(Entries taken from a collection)
#####
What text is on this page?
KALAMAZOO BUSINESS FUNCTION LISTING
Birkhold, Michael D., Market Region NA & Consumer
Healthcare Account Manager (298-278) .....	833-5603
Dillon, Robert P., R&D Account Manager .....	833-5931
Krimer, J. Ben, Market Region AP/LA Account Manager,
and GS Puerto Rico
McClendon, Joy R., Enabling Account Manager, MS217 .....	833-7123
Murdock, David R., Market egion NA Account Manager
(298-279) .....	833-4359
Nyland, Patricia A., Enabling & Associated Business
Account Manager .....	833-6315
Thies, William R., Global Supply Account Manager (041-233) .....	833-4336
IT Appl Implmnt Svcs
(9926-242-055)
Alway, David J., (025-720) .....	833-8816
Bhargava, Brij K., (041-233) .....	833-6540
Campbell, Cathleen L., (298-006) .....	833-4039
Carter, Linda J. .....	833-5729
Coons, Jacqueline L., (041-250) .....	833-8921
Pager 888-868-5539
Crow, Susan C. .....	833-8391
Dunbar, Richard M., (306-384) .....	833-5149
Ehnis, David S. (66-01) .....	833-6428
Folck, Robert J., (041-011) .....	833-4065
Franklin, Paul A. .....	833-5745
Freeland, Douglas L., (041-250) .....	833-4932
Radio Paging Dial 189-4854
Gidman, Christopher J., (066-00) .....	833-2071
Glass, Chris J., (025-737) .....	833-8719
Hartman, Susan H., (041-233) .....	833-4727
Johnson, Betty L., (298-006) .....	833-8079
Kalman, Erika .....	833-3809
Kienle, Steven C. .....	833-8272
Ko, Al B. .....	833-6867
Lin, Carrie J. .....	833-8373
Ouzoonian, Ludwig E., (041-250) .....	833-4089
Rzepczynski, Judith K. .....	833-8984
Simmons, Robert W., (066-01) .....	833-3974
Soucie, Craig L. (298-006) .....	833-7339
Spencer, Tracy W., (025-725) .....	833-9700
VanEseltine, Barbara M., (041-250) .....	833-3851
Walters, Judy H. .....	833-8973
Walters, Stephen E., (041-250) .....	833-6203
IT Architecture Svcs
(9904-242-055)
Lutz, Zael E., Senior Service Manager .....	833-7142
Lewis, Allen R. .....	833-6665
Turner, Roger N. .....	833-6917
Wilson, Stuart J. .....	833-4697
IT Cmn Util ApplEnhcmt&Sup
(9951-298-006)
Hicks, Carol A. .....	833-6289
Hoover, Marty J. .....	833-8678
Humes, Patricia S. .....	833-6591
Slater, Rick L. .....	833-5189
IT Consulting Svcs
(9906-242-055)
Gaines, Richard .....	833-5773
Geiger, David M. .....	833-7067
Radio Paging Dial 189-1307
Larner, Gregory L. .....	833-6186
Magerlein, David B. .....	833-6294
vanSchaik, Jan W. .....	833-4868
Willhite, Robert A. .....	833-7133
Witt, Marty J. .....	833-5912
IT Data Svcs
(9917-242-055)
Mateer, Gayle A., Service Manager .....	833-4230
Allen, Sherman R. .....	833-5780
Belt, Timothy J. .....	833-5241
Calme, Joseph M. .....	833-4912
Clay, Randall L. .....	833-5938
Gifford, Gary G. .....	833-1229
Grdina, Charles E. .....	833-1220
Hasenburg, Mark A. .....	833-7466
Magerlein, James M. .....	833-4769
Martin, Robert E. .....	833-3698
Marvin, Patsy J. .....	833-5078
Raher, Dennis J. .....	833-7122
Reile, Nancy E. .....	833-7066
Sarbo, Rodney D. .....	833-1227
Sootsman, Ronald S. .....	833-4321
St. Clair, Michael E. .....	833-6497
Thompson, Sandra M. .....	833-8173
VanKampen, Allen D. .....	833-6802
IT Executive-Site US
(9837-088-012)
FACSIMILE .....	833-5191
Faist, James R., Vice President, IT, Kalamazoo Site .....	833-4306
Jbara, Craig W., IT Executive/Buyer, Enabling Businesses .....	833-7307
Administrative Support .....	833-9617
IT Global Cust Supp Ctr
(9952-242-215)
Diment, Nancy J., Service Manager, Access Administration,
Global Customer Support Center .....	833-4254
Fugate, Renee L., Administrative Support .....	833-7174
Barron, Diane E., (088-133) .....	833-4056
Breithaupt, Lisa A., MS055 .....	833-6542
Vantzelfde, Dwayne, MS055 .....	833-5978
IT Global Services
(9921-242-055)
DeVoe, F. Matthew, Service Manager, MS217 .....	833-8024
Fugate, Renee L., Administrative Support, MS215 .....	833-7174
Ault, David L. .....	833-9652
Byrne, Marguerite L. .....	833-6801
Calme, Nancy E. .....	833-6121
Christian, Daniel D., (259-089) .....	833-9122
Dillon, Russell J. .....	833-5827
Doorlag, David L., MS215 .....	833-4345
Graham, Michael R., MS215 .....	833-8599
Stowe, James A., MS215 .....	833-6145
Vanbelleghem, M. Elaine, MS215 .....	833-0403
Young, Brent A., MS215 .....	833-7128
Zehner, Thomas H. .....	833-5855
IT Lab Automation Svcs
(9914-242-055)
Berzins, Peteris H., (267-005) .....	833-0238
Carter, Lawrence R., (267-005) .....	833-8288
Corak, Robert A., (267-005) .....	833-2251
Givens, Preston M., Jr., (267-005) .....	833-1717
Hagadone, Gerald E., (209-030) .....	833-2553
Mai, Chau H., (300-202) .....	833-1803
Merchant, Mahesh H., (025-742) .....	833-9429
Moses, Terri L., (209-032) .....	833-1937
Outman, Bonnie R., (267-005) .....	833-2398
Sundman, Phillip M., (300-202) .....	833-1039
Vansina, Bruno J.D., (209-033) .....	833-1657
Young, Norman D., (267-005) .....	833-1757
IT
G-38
#####
GOAL OF THE EXERCISE: Count each line with "Dial" in it and report that figure by itself.

THE REPLY: 2